TASK
Pick out the lines below with "name" and list them.

EXTRACTED INFORMATION

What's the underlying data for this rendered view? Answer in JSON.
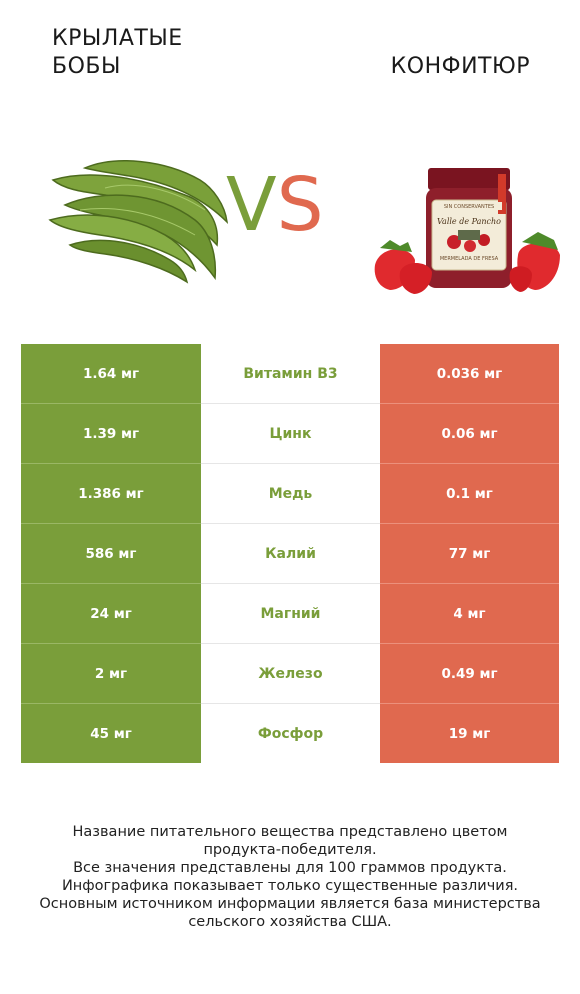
{
  "header": {
    "left_title": "Крылатые бобы",
    "right_title": "Конфитюр",
    "vs_v": "V",
    "vs_s": "S"
  },
  "images": {
    "left": "winged-beans-photo",
    "right": "strawberry-jam-jar-photo",
    "jar_label": "Valle de Pancho",
    "jar_subtitle": "MERMELADA DE FRESA",
    "jar_top": "SIN CONSERVANTES"
  },
  "colors": {
    "left_winner": "#7a9e3a",
    "right_winner": "#e0694f"
  },
  "rows": [
    {
      "left": "1.64 мг",
      "name": "Витамин B3",
      "right": "0.036 мг"
    },
    {
      "left": "1.39 мг",
      "name": "Цинк",
      "right": "0.06 мг"
    },
    {
      "left": "1.386 мг",
      "name": "Медь",
      "right": "0.1 мг"
    },
    {
      "left": "586 мг",
      "name": "Калий",
      "right": "77 мг"
    },
    {
      "left": "24 мг",
      "name": "Магний",
      "right": "4 мг"
    },
    {
      "left": "2 мг",
      "name": "Железо",
      "right": "0.49 мг"
    },
    {
      "left": "45 мг",
      "name": "Фосфор",
      "right": "19 мг"
    }
  ],
  "footer": [
    "Название питательного вещества представлено цветом",
    "продукта-победителя.",
    "Все значения представлены для 100 граммов продукта.",
    "Инфографика показывает только существенные различия.",
    "Основным источником информации является база министерства",
    "сельского хозяйства США."
  ]
}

THE SOLUTION
      "name": "Витамин B3",
      "name": "Цинк",
      "name": "Медь",
      "name": "Калий",
      "name": "Магний",
      "name": "Железо",
      "name": "Фосфор",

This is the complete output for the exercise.